Transcribe the material below exactly as it appears.

####

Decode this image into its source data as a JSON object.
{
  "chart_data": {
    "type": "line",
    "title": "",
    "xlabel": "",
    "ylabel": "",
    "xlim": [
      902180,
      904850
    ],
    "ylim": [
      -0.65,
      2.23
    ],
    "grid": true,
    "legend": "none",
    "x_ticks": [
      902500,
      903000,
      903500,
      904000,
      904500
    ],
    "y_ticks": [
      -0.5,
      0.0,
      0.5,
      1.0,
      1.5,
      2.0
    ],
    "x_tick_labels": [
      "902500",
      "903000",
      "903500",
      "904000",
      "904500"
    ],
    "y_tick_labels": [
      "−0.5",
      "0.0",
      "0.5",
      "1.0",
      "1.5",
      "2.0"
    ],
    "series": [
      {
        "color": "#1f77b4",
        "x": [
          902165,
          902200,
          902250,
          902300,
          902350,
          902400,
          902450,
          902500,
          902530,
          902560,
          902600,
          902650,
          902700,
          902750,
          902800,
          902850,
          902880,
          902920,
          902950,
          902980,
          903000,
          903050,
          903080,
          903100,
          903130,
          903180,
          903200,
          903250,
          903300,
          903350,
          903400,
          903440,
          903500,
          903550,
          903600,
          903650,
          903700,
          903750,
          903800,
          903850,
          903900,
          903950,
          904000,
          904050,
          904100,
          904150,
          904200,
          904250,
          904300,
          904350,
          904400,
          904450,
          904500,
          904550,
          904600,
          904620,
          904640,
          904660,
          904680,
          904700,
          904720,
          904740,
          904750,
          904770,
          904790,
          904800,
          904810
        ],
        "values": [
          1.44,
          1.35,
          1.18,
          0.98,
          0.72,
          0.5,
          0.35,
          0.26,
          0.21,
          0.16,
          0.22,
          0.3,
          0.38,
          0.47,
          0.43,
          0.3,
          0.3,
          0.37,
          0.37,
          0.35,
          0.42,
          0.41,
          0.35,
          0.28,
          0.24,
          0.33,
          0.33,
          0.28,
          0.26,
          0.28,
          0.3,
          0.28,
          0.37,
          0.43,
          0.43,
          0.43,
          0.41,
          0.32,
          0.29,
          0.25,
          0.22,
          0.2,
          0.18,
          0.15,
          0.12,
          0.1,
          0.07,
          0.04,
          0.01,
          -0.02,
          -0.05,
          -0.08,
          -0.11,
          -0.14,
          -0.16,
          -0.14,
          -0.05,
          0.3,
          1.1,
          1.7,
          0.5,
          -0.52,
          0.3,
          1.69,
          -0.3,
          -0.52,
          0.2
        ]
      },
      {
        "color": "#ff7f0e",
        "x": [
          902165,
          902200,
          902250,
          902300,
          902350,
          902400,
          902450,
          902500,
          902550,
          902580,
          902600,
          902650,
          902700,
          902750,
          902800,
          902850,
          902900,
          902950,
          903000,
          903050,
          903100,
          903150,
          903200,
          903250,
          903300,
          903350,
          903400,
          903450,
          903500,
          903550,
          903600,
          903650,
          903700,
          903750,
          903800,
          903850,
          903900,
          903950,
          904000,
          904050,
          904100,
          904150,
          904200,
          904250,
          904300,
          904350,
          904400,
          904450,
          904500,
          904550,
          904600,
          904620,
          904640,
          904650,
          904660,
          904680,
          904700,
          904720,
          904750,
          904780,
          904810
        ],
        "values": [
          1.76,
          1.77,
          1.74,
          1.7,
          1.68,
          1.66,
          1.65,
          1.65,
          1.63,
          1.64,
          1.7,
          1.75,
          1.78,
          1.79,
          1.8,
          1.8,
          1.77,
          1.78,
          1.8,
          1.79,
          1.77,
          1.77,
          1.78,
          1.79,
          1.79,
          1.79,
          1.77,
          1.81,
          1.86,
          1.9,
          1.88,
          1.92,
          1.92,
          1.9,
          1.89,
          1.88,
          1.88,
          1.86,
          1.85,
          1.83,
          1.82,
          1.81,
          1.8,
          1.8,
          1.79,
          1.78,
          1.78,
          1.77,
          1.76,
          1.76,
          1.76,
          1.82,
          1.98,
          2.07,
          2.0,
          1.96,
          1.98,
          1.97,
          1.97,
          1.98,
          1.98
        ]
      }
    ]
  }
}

####

# ANSWER TO THIS TASK
Decode this image into its source data as a JSON object.
{
  "chart_data": {
    "type": "line",
    "title": "",
    "xlabel": "",
    "ylabel": "",
    "xlim": [
      902180,
      904850
    ],
    "ylim": [
      -0.65,
      2.23
    ],
    "grid": true,
    "legend": "none",
    "x_ticks": [
      902500,
      903000,
      903500,
      904000,
      904500
    ],
    "y_ticks": [
      -0.5,
      0.0,
      0.5,
      1.0,
      1.5,
      2.0
    ],
    "x_tick_labels": [
      "902500",
      "903000",
      "903500",
      "904000",
      "904500"
    ],
    "y_tick_labels": [
      "−0.5",
      "0.0",
      "0.5",
      "1.0",
      "1.5",
      "2.0"
    ],
    "series": [
      {
        "color": "#1f77b4",
        "x": [
          902165,
          902200,
          902250,
          902300,
          902350,
          902400,
          902450,
          902500,
          902530,
          902560,
          902600,
          902650,
          902700,
          902750,
          902800,
          902850,
          902880,
          902920,
          902950,
          902980,
          903000,
          903050,
          903080,
          903100,
          903130,
          903180,
          903200,
          903250,
          903300,
          903350,
          903400,
          903440,
          903500,
          903550,
          903600,
          903650,
          903700,
          903750,
          903800,
          903850,
          903900,
          903950,
          904000,
          904050,
          904100,
          904150,
          904200,
          904250,
          904300,
          904350,
          904400,
          904450,
          904500,
          904550,
          904600,
          904620,
          904640,
          904660,
          904680,
          904700,
          904720,
          904740,
          904750,
          904770,
          904790,
          904800,
          904810
        ],
        "values": [
          1.44,
          1.35,
          1.18,
          0.98,
          0.72,
          0.5,
          0.35,
          0.26,
          0.21,
          0.16,
          0.22,
          0.3,
          0.38,
          0.47,
          0.43,
          0.3,
          0.3,
          0.37,
          0.37,
          0.35,
          0.42,
          0.41,
          0.35,
          0.28,
          0.24,
          0.33,
          0.33,
          0.28,
          0.26,
          0.28,
          0.3,
          0.28,
          0.37,
          0.43,
          0.43,
          0.43,
          0.41,
          0.32,
          0.29,
          0.25,
          0.22,
          0.2,
          0.18,
          0.15,
          0.12,
          0.1,
          0.07,
          0.04,
          0.01,
          -0.02,
          -0.05,
          -0.08,
          -0.11,
          -0.14,
          -0.16,
          -0.14,
          -0.05,
          0.3,
          1.1,
          1.7,
          0.5,
          -0.52,
          0.3,
          1.69,
          -0.3,
          -0.52,
          0.2
        ]
      },
      {
        "color": "#ff7f0e",
        "x": [
          902165,
          902200,
          902250,
          902300,
          902350,
          902400,
          902450,
          902500,
          902550,
          902580,
          902600,
          902650,
          902700,
          902750,
          902800,
          902850,
          902900,
          902950,
          903000,
          903050,
          903100,
          903150,
          903200,
          903250,
          903300,
          903350,
          903400,
          903450,
          903500,
          903550,
          903600,
          903650,
          903700,
          903750,
          903800,
          903850,
          903900,
          903950,
          904000,
          904050,
          904100,
          904150,
          904200,
          904250,
          904300,
          904350,
          904400,
          904450,
          904500,
          904550,
          904600,
          904620,
          904640,
          904650,
          904660,
          904680,
          904700,
          904720,
          904750,
          904780,
          904810
        ],
        "values": [
          1.76,
          1.77,
          1.74,
          1.7,
          1.68,
          1.66,
          1.65,
          1.65,
          1.63,
          1.64,
          1.7,
          1.75,
          1.78,
          1.79,
          1.8,
          1.8,
          1.77,
          1.78,
          1.8,
          1.79,
          1.77,
          1.77,
          1.78,
          1.79,
          1.79,
          1.79,
          1.77,
          1.81,
          1.86,
          1.9,
          1.88,
          1.92,
          1.92,
          1.9,
          1.89,
          1.88,
          1.88,
          1.86,
          1.85,
          1.83,
          1.82,
          1.81,
          1.8,
          1.8,
          1.79,
          1.78,
          1.78,
          1.77,
          1.76,
          1.76,
          1.76,
          1.82,
          1.98,
          2.07,
          2.0,
          1.96,
          1.98,
          1.97,
          1.97,
          1.98,
          1.98
        ]
      }
    ]
  }
}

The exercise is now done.